» **Problem to work on**
Among the records below, find each line that includes the string "alive" and copy it.

* * *

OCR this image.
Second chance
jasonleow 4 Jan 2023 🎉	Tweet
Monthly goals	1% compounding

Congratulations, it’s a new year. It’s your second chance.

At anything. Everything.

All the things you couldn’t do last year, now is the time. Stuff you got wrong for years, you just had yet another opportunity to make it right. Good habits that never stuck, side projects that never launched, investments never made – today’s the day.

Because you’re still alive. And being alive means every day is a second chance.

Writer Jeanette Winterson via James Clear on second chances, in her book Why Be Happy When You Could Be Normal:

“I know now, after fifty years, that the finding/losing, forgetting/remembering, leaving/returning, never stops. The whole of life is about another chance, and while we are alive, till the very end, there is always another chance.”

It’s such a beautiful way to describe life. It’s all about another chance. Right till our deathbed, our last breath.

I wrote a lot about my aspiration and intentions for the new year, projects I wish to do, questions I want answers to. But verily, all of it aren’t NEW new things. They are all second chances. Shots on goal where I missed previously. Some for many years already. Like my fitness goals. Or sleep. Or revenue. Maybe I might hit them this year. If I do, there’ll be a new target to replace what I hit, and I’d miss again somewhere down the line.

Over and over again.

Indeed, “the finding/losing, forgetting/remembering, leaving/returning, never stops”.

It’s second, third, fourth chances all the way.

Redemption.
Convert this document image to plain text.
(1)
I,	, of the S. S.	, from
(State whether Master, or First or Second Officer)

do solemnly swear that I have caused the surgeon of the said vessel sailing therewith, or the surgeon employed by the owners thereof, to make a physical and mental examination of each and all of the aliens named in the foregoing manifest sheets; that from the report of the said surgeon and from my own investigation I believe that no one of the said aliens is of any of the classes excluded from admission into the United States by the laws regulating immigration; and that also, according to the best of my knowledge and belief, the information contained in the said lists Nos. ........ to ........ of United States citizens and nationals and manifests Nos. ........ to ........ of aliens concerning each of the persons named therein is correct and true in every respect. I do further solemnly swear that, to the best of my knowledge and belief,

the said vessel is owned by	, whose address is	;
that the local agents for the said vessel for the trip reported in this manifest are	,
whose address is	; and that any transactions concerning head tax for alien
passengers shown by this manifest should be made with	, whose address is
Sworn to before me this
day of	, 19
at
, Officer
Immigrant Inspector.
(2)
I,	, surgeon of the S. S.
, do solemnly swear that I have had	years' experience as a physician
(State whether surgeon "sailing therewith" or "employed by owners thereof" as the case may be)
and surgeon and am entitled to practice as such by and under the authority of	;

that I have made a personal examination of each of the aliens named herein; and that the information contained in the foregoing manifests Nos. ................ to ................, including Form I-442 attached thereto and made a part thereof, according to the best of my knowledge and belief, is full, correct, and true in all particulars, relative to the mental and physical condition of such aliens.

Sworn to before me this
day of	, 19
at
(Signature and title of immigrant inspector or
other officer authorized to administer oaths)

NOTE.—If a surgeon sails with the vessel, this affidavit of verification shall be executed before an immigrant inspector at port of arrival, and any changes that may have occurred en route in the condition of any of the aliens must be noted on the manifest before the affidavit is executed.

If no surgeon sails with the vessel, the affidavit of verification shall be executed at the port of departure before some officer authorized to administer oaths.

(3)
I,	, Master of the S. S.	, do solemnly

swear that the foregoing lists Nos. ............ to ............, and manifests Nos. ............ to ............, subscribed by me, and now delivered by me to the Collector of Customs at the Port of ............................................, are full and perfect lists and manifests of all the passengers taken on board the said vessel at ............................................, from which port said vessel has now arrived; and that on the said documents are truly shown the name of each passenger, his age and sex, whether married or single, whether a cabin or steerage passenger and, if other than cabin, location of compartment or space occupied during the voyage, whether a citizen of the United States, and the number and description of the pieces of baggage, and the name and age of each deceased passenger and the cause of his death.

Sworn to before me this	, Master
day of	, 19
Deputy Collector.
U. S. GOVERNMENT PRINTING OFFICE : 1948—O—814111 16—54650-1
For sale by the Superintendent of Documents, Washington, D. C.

* * *

» **Written reply**
Because you’re still alive. And being alive means every day is a second chance.
“I know now, after fifty years, that the finding/losing, forgetting/remembering, leaving/returning, never stops. The whole of life is about another chance, and while we are alive, till the very end, there is always another chance.”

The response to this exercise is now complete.